BRIEF.
Extract every line of the material below and reproduce it faithfully.

Begin DATA FOR PROCESSING

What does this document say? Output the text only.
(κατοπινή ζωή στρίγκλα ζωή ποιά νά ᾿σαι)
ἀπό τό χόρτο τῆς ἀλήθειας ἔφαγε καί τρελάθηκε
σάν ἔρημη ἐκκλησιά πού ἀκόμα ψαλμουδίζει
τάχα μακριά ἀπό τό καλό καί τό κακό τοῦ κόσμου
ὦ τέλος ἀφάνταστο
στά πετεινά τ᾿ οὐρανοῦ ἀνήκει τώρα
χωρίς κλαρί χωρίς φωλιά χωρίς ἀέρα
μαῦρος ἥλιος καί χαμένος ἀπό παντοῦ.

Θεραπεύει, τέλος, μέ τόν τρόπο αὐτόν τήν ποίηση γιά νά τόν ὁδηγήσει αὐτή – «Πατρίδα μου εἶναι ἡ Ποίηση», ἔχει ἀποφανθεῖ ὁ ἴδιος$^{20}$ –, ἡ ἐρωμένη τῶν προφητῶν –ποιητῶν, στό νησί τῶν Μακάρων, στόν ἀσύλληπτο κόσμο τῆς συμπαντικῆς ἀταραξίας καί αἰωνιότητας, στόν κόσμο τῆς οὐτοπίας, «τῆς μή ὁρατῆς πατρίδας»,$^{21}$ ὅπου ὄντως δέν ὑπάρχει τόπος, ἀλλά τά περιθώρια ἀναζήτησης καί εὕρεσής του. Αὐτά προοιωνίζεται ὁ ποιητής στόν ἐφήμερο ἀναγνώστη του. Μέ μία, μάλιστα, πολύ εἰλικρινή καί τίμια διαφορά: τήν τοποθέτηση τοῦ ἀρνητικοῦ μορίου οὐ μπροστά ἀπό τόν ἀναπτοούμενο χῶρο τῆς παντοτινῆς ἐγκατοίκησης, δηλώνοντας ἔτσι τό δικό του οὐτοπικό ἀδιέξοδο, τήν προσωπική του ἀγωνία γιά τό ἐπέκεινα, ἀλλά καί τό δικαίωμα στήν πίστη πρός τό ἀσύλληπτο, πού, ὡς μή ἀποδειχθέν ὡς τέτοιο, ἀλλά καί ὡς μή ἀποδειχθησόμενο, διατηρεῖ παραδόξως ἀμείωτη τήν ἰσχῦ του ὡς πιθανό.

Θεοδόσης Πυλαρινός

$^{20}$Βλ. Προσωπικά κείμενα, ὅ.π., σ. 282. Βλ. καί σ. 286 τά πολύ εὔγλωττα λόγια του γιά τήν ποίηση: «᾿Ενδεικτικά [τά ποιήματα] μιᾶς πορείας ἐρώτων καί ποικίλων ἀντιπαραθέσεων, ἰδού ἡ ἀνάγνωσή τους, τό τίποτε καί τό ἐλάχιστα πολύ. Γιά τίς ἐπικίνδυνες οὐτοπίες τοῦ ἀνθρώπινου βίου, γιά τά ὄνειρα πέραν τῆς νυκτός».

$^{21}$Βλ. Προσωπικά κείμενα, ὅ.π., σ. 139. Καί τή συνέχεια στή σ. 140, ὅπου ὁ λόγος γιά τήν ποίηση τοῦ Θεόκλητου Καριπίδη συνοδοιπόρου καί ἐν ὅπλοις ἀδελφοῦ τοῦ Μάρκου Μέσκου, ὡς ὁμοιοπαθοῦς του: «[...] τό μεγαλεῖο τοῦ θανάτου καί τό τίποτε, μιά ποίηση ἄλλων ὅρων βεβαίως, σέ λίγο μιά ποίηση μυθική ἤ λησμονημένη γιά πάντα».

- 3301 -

End DATA FOR PROCESSING

EXERCISE ANSWER.
What does this document say? Output the text only.
(κατοπινή ζωή στρίγκλα ζωή ποιά νά ᾿σαι)
ἀπό τό χόρτο τῆς ἀλήθειας ἔφαγε καί τρελάθηκε
σάν ἔρημη ἐκκλησιά πού ἀκόμα ψαλμουδίζει
τάχα μακριά ἀπό τό καλό καί τό κακό τοῦ κόσμου
ὦ τέλος ἀφάνταστο
στά πετεινά τ᾿ οὐρανοῦ ἀνήκει τώρα
χωρίς κλαρί χωρίς φωλιά χωρίς ἀέρα
μαῦρος ἥλιος καί χαμένος ἀπό παντοῦ.

Θεραπεύει, τέλος, μέ τόν τρόπο αὐτόν τήν ποίηση γιά νά τόν ὁδηγήσει αὐτή – «Πατρίδα μου εἶναι ἡ Ποίηση», ἔχει ἀποφανθεῖ ὁ ἴδιος$^{20}$ –, ἡ ἐρωμένη τῶν προφητῶν –ποιητῶν, στό νησί τῶν Μακάρων, στόν ἀσύλληπτο κόσμο τῆς συμπαντικῆς ἀταραξίας καί αἰωνιότητας, στόν κόσμο τῆς οὐτοπίας, «τῆς μή ὁρατῆς πατρίδας»,$^{21}$ ὅπου ὄντως δέν ὑπάρχει τόπος, ἀλλά τά περιθώρια ἀναζήτησης καί εὕρεσής του. Αὐτά προοιωνίζεται ὁ ποιητής στόν ἐφήμερο ἀναγνώστη του. Μέ μία, μάλιστα, πολύ εἰλικρινή καί τίμια διαφορά: τήν τοποθέτηση τοῦ ἀρνητικοῦ μορίου οὐ μπροστά ἀπό τόν ἀναπτοούμενο χῶρο τῆς παντοτινῆς ἐγκατοίκησης, δηλώνοντας ἔτσι τό δικό του οὐτοπικό ἀδιέξοδο, τήν προσωπική του ἀγωνία γιά τό ἐπέκεινα, ἀλλά καί τό δικαίωμα στήν πίστη πρός τό ἀσύλληπτο, πού, ὡς μή ἀποδειχθέν ὡς τέτοιο, ἀλλά καί ὡς μή ἀποδειχθησόμενο, διατηρεῖ παραδόξως ἀμείωτη τήν ἰσχῦ του ὡς πιθανό.

Θεοδόσης Πυλαρινός

$^{20}$Βλ. Προσωπικά κείμενα, ὅ.π., σ. 282. Βλ. καί σ. 286 τά πολύ εὔγλωττα λόγια του γιά τήν ποίηση: «᾿Ενδεικτικά [τά ποιήματα] μιᾶς πορείας ἐρώτων καί ποικίλων ἀντιπαραθέσεων, ἰδού ἡ ἀνάγνωσή τους, τό τίποτε καί τό ἐλάχιστα πολύ. Γιά τίς ἐπικίνδυνες οὐτοπίες τοῦ ἀνθρώπινου βίου, γιά τά ὄνειρα πέραν τῆς νυκτός».

$^{21}$Βλ. Προσωπικά κείμενα, ὅ.π., σ. 139. Καί τή συνέχεια στή σ. 140, ὅπου ὁ λόγος γιά τήν ποίηση τοῦ Θεόκλητου Καριπίδη συνοδοιπόρου καί ἐν ὅπλοις ἀδελφοῦ τοῦ Μάρκου Μέσκου, ὡς ὁμοιοπαθοῦς του: «[...] τό μεγαλεῖο τοῦ θανάτου καί τό τίποτε, μιά ποίηση ἄλλων ὅρων βεβαίως, σέ λίγο μιά ποίηση μυθική ἤ λησμονημένη γιά πάντα».

- 3301 -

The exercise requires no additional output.